INSTRUCTIONS FOR THE TASK =
Give the entries again exactly, every one of them.
* * * * *
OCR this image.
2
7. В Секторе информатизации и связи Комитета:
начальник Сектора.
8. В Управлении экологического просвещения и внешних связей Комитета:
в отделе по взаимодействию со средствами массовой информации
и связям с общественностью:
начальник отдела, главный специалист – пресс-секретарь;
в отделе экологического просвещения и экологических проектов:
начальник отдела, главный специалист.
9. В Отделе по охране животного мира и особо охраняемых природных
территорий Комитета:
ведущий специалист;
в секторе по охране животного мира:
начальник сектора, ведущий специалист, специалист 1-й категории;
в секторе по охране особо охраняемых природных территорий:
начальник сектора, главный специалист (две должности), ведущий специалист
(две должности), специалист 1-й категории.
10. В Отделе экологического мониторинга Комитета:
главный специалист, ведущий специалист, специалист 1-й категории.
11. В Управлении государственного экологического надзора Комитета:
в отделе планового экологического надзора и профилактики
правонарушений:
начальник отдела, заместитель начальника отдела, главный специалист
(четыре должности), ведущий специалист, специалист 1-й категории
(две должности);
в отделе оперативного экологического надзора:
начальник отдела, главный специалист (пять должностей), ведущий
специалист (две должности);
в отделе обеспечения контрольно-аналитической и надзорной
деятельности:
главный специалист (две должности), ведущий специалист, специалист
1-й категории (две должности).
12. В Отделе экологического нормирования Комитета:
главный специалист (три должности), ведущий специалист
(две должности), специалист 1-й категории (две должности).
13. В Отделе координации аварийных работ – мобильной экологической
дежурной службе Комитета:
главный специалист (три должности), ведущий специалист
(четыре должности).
* * * * *
RESULT BELOW =
OCR this image.
2
7. В Секторе информатизации и связи Комитета:
начальник Сектора.
8. В Управлении экологического просвещения и внешних связей Комитета:
в отделе по взаимодействию со средствами массовой информации
и связям с общественностью:
начальник отдела, главный специалист – пресс-секретарь;
в отделе экологического просвещения и экологических проектов:
начальник отдела, главный специалист.
9. В Отделе по охране животного мира и особо охраняемых природных
территорий Комитета:
ведущий специалист;
в секторе по охране животного мира:
начальник сектора, ведущий специалист, специалист 1-й категории;
в секторе по охране особо охраняемых природных территорий:
начальник сектора, главный специалист (две должности), ведущий специалист
(две должности), специалист 1-й категории.
10. В Отделе экологического мониторинга Комитета:
главный специалист, ведущий специалист, специалист 1-й категории.
11. В Управлении государственного экологического надзора Комитета:
в отделе планового экологического надзора и профилактики
правонарушений:
начальник отдела, заместитель начальника отдела, главный специалист
(четыре должности), ведущий специалист, специалист 1-й категории
(две должности);
в отделе оперативного экологического надзора:
начальник отдела, главный специалист (пять должностей), ведущий
специалист (две должности);
в отделе обеспечения контрольно-аналитической и надзорной
деятельности:
главный специалист (две должности), ведущий специалист, специалист
1-й категории (две должности).
12. В Отделе экологического нормирования Комитета:
главный специалист (три должности), ведущий специалист
(две должности), специалист 1-й категории (две должности).
13. В Отделе координации аварийных работ – мобильной экологической
дежурной службе Комитета:
главный специалист (три должности), ведущий специалист
(четыре должности).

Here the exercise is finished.